** Start of DOCUMENT PASSAGE **
The city’s primary tool for placing homeless families into homes is a program called rapid rehousing. Rather than becoming permanent recipients of subsidy vouchers, rapid rehousing participants receive rental assistance for just a short period of time: a guaranteed four months, with possible extensions for up to a year or more. After that, the subsidy stops, and the family continues to pay rent on its own. Instead of a crutch, the family gets a leg up to help it support itself.
But for Feaster and many other rapid rehousing participants, self-sufficiency at a time of increasingly unaffordable housing is a longshot. When Feaster was placed into an apartment through the program in 2012—her son had just left for college—she had been unemployed for three years and was doubtful she’d be able to pay her own way when the city cut off her subsidy.
“I did not want rapid rehousing, because that was my longest layoff,” Feaster says. “And I was thinking, if I’ve been laid off this long, what am I going to find in four months before I have to pay market-rate rent again?”
Feaster did receive an extension of her rapid rehousing subsidy, but since she found a job at a nonprofit, the city determined that she could support herself and set a May 1 end date for her subsidy. The trouble is that her part-time job is on a contract basis. Her initial six-month contract was extended, but her current contract expires on the same day as her subsidy. After that, she has no idea if she’ll have any source of income. If she’s out of work, she’ll file for unemployment, but she doubts it’ll be enough to cover her $950-a-month rent and other expenses.
“That’s the part I don’t get,” Feaster says. “When you get a little bit of money, they say fine, you’re OK, you’re on your own.”
** End of DOCUMENT PASSAGE **
** Start of RECORD SET **
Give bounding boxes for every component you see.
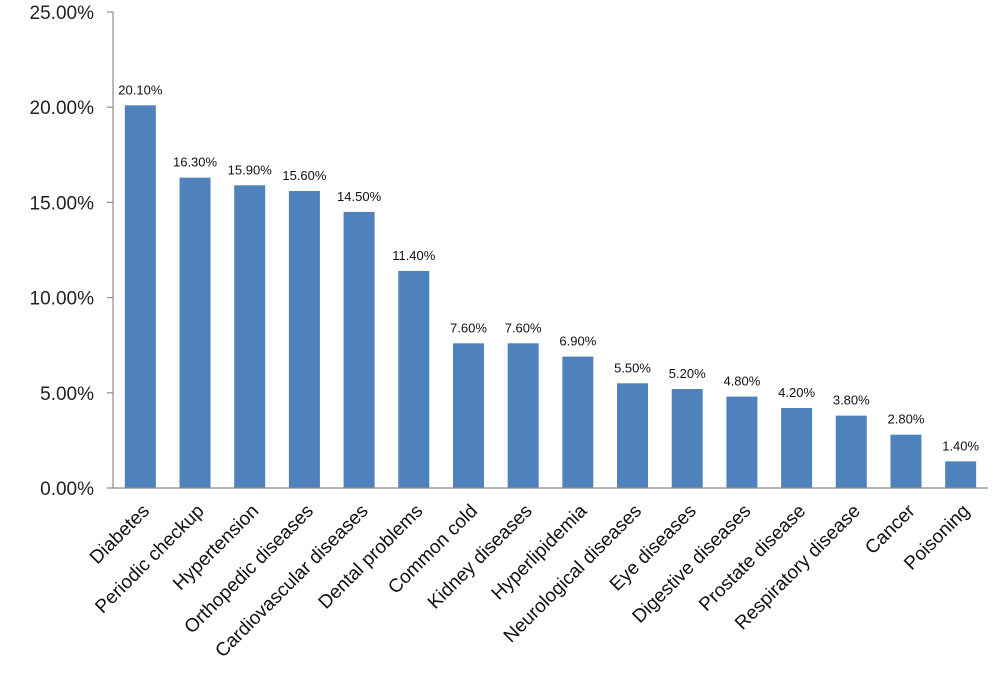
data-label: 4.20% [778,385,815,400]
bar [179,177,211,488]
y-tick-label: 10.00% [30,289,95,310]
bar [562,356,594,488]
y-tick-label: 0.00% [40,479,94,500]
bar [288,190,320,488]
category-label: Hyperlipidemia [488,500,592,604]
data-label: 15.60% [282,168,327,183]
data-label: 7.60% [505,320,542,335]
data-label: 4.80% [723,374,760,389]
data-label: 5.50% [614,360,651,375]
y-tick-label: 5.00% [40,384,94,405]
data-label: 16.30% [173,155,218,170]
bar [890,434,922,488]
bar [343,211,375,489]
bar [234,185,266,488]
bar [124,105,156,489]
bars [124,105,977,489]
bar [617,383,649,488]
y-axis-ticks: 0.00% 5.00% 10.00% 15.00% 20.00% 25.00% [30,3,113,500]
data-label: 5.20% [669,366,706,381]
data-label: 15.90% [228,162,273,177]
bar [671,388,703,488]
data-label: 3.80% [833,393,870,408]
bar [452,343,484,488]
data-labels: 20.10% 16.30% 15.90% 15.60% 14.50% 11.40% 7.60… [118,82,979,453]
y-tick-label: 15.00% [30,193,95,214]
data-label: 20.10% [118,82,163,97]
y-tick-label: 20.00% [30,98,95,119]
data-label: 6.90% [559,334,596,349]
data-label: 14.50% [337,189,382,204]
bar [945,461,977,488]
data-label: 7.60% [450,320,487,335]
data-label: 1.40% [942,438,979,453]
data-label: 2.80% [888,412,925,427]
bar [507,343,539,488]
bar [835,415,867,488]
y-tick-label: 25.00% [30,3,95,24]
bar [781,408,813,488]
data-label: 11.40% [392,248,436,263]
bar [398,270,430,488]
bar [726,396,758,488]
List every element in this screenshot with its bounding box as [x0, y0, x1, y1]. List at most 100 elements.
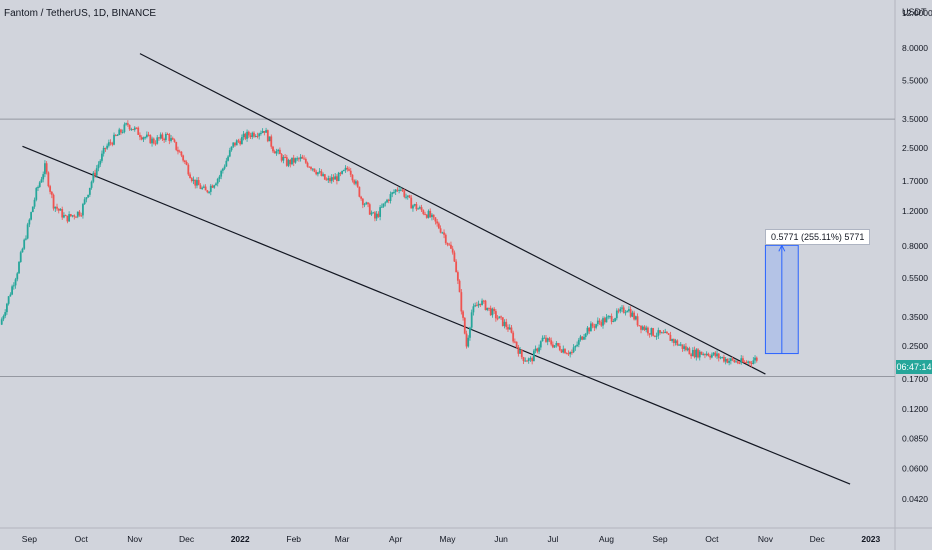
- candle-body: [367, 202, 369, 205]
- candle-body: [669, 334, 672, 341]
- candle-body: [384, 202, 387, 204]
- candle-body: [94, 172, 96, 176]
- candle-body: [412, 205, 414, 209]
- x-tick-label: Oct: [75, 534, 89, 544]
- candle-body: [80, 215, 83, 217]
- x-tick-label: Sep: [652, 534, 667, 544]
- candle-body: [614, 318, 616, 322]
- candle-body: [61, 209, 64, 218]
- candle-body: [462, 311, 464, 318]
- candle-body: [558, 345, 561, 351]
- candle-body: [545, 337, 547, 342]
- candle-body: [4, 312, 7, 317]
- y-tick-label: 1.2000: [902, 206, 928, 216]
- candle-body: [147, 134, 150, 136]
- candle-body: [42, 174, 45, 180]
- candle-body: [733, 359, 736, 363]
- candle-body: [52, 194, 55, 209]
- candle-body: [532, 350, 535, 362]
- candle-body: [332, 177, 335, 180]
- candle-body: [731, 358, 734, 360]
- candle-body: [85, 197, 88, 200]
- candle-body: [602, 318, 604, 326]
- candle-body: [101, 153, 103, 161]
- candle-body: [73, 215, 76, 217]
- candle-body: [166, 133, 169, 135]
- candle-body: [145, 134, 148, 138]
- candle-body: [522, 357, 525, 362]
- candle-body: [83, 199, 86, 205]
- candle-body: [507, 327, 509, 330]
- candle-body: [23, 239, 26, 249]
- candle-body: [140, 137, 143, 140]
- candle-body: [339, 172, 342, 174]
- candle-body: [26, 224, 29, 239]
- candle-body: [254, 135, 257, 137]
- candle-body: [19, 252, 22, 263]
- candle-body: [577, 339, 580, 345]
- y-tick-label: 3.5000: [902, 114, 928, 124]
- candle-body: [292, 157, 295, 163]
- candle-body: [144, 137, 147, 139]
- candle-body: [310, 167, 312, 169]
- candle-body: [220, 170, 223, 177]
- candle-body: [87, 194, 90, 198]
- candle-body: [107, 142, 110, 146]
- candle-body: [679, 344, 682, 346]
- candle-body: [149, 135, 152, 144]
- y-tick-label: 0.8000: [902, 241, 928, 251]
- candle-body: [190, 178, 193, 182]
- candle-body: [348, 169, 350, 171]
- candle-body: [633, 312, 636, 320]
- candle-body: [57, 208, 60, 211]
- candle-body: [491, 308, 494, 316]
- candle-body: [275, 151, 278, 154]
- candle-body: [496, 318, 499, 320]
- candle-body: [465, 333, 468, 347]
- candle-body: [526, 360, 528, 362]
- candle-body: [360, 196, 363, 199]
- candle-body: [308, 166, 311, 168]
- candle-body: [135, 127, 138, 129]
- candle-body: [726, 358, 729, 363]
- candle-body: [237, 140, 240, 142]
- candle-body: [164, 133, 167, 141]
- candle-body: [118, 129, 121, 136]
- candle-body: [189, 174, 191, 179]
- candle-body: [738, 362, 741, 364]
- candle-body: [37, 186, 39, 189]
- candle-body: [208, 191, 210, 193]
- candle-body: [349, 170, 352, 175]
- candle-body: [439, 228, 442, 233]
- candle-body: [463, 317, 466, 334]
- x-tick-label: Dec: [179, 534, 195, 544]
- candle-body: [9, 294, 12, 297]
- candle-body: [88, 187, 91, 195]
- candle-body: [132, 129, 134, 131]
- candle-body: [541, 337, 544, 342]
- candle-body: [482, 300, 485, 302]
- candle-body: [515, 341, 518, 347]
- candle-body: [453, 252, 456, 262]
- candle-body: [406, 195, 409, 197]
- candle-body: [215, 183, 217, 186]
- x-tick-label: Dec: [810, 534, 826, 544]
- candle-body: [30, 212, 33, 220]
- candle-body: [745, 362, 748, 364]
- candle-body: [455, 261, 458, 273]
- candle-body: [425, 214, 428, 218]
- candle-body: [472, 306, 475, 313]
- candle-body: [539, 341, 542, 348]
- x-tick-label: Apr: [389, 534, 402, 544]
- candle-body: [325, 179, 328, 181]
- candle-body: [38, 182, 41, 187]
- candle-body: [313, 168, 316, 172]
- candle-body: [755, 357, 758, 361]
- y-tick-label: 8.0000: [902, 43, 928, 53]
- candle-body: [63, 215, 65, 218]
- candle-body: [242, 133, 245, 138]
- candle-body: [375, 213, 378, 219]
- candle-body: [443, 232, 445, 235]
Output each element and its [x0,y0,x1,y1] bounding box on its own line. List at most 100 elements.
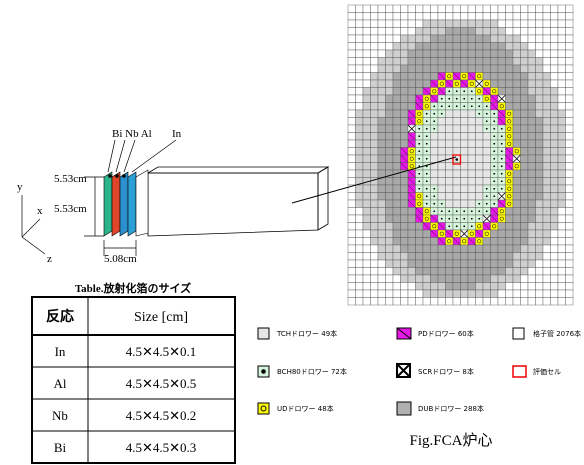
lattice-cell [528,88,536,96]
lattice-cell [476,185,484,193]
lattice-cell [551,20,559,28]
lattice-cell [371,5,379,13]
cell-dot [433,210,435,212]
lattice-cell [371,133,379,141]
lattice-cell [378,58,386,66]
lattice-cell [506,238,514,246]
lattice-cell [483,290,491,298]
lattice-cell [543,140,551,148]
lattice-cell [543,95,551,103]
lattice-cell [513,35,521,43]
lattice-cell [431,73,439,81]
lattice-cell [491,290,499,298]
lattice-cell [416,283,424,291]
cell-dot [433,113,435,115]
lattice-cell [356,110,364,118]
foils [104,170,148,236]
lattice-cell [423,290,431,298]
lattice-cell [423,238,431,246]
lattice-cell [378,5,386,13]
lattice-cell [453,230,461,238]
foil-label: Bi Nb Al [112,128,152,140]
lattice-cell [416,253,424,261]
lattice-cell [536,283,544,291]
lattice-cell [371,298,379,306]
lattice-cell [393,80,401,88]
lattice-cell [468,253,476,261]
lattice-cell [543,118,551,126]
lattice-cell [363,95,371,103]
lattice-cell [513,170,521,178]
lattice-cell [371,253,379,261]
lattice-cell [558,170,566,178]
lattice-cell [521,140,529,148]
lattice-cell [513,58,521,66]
** End of RECORD SET **
### WORK TO DO:
a) According to the rapid rehousing passage, how long is the guaranteed period of rental assistance?
b) From the records, copy out the lines starting with the line containing "- candle-body: [367, 202, 369, 205]" and going on through the line containing "- candle-body: [254, 135, 257, 137]".
The rapid rehousing passage and the records have no connection to each other.

### TASK-BY-TASK RESULTS:
a) Four months.

b)
- candle-body: [367, 202, 369, 205]
- candle-body: [669, 334, 672, 341]
- candle-body: [384, 202, 387, 204]
- candle-body: [94, 172, 96, 176]
- candle-body: [412, 205, 414, 209]
- x-tick-label: Oct: [75, 534, 89, 544]
- candle-body: [80, 215, 83, 217]
- x-tick-label: Sep: [652, 534, 667, 544]
- candle-body: [614, 318, 616, 322]
- candle-body: [61, 209, 64, 218]
- candle-body: [462, 311, 464, 318]
- candle-body: [558, 345, 561, 351]
- candle-body: [545, 337, 547, 342]
- candle-body: [4, 312, 7, 317]
- y-tick-label: 1.2000: [902, 206, 928, 216]
- candle-body: [147, 134, 150, 136]
- candle-body: [42, 174, 45, 180]
- candle-body: [733, 359, 736, 363]
- candle-body: [52, 194, 55, 209]
- candle-body: [532, 350, 535, 362]
- candle-body: [332, 177, 335, 180]
- candle-body: [731, 358, 734, 360]
- candle-body: [85, 197, 88, 200]
- candle-body: [602, 318, 604, 326]
- candle-body: [101, 153, 103, 161]
- candle-body: [73, 215, 76, 217]
- candle-body: [166, 133, 169, 135]
- candle-body: [145, 134, 148, 138]
- candle-body: [522, 357, 525, 362]
- candle-body: [83, 199, 86, 205]
- candle-body: [507, 327, 509, 330]
- candle-body: [23, 239, 26, 249]
- candle-body: [140, 137, 143, 140]
- candle-body: [339, 172, 342, 174]
- candle-body: [26, 224, 29, 239]
- candle-body: [254, 135, 257, 137]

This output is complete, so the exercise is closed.